_FRAGEN ZUM MATERIAL_
(a) Formulieren Sie den Text zur Inkontinenzbehandlung von „Für Patienten, bei“ bis einschließlich „Nutzen als obsolet.“ neu, wobei „Sphinkters“ durch „Schließmuskels“ ersetzt wird.
(b) Führen Sie den Text zur Behandlung der Harninkontinenz im Anschluss an seinen letzten Satz weiter.

_TEXT DER SEITE_

Für Patienten, bei denen nichtoperative Massnahmen mehrfach versagen, kommen spezialisierte operative Verfahren wie Blasenvergrößerung
(Augmentation) oder neurourologische Operationen in Betracht.2
NEUROGEN BEDINGTE INKONTINENZ: Primär soll die Funktion der Harnblase als Niederdruckreservoir bewahrt und gleichzeitig die Kontinenz
gewährleistet werden. Liegt eine Schwäche des Sphinkters zu Grunde, kann die perkutane Elektrostimulation versucht werden.28
Alpha-Adrenergika gelten wegen schlechter Verträglichkeit bei marginalem Nutzen als obsolet.
Bei Detrusor-Sphinkter-Dyssynergie können unphysiologisch hohe Drucke im Bereich der Harnblase unter anderem zu vesiko-ureteralem Reflux mit
Schädigung der Nieren führen. Um den Druck in der Harnblase zu senken und eine ausreichende Blasenkapazität zu erreichen, werden
intermittierender Einmal-Katheterismus und Anticholinergika empfohlen.29-31 Unter Neuro-Urologen scheint es über die Wirksamkeit
dieser Behandlung keinen Zweifel zu geben, auch wenn plazebokontrollierte Interventionsstudien fehlen. Bleibt die Blasenkapazität unzureichend, besteht die
Möglichkeit, chirurgisch zu intervenieren.
Bei Überfunktion des sympathisch innervierten Sphinkters helfen Alpharezeptorenblocker, die den Schließmuskel relaxieren. Der einzige für
neurogene Blasenentleerungsstörungen zugelassene Alphablocker Phenoxybenzamin (DIBENZYRAN) wird schlecht vertragen. Bevorzugt werden daher heute
neuere Mittel wie Terazosin (FLOTRIN u.a.). Valide Studien für die Anwendung bei neurogenen Blasenstörungen sind uns nicht bekannt. Mit zum Teil
schwerwiegenden Störwirkungen wie lageabhängigem Blutdruckabfall, Reflextachykardie oder auch Harninkontinenz ist zu rechnen.
ÜBERLAUFINKONTINENZ: Beruht die Inkontinenz auf verringerter Aktivität des Harnblasenmuskels, ist intermittierender
Einmalkatheterismus Therapie der Wahl. Wird sie durch Verlegung verursacht und kann sich die Blase normal kontrahieren, wird zum chirurgischen Eingriff
geraten. Bei Prostatahyperplasie senken Alphablocker wie Terazosin den Auslasswiderstand und können Symptome der Entleerungsstörung wie
nächtliches oder gehäuftes Wasserlassen, Harnträufeln oder Drangbeschwerden verringern (siehe auch a-t
9 [1996], 90).

_BEREITGESTELLTE DATEN_
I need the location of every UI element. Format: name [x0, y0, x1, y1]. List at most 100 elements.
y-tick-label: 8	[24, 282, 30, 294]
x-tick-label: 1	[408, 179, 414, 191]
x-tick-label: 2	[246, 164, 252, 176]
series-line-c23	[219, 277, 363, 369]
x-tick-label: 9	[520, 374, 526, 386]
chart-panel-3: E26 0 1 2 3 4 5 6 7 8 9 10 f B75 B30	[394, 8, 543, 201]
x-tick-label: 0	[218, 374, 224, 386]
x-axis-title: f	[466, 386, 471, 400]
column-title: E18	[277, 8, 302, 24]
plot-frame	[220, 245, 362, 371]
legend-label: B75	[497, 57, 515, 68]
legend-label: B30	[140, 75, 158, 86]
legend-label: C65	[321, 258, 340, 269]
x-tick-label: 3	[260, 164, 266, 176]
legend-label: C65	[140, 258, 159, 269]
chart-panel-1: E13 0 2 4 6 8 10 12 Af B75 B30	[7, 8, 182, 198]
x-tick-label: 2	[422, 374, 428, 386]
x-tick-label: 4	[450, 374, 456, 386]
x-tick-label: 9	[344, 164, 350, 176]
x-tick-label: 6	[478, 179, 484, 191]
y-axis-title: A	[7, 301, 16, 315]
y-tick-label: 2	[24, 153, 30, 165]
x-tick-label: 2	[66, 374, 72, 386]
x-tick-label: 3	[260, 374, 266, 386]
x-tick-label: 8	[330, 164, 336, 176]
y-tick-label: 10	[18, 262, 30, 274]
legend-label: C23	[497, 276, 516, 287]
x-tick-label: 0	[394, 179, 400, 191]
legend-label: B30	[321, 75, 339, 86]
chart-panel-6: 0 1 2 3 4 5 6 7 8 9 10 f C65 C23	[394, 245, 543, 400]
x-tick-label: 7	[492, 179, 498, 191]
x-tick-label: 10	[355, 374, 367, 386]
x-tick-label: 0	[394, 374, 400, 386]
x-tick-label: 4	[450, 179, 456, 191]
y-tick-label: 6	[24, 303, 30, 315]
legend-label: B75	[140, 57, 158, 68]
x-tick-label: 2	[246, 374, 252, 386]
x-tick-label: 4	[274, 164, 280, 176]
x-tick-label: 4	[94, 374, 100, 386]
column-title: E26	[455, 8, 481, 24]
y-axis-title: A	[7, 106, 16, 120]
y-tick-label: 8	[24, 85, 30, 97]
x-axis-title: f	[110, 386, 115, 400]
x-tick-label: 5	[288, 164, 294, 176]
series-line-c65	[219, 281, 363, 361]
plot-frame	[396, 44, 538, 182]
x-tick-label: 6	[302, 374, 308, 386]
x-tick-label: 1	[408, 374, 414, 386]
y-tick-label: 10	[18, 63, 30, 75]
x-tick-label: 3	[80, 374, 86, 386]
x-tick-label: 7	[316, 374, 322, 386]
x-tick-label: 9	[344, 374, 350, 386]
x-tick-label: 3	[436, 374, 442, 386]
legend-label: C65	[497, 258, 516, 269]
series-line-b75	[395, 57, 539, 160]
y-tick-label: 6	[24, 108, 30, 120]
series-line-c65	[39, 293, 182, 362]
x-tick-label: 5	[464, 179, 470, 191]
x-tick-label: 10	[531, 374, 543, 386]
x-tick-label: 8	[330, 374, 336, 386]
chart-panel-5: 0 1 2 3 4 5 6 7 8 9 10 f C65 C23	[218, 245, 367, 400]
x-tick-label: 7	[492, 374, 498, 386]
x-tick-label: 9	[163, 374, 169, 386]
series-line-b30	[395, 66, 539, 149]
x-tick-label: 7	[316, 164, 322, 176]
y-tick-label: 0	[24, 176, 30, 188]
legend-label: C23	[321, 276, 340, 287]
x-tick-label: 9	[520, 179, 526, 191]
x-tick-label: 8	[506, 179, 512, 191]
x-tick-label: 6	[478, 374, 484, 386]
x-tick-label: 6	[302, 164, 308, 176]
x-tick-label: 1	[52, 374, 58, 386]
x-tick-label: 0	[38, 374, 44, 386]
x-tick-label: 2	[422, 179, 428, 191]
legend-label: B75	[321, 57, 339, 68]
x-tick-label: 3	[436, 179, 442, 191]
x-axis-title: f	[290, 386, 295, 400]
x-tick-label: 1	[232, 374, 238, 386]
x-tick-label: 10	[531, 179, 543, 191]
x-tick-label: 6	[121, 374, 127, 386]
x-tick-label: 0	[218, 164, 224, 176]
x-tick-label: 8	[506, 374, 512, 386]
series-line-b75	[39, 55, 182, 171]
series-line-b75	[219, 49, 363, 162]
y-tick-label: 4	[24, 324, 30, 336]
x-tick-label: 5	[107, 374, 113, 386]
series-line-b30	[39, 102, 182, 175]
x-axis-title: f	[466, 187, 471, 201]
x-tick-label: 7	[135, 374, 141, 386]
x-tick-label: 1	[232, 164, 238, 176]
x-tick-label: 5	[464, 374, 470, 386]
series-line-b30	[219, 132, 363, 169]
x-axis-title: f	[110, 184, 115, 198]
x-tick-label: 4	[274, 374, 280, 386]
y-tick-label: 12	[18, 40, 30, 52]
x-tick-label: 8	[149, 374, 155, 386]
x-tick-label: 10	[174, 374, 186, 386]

_ANTWORTEN ZUR ÜBUNG_
(a)
Für Patienten, bei denen nichtoperative Massnahmen mehrfach versagen, kommen spezialisierte operative Verfahren wie Blasenvergrößerung
(Augmentation) oder neurourologische Operationen in Betracht.2
NEUROGEN BEDINGTE INKONTINENZ: Primär soll die Funktion der Harnblase als Niederdruckreservoir bewahrt und gleichzeitig die Kontinenz
gewährleistet werden. Liegt eine Schwäche des Schließmuskels zu Grunde, kann die perkutane Elektrostimulation versucht werden.28
Alpha-Adrenergika gelten wegen schlechter Verträglichkeit bei marginalem Nutzen als obsolet.

(b)
CHRONISCH PERSISTIERENDE HARNINKONTINENZ: Jeder zweite Bewohner eines Altenheims hat Inkontinenzprobleme. Lässt sich die
Inkontinenz auf Grund psychischer oder physischer Begleiterkrankungen nicht mit Verhaltens- oder Physiotherapie behandeln, empfiehlt sich der Versuch eines vom
Pflegepersonal angeleiteten Toilettentrainings.2 Anticholinergika eignen sich wegen ihrer Störwirkungen, insbesondere der Verschlimmerung einer
Demenz, weniger für Alterspatienten.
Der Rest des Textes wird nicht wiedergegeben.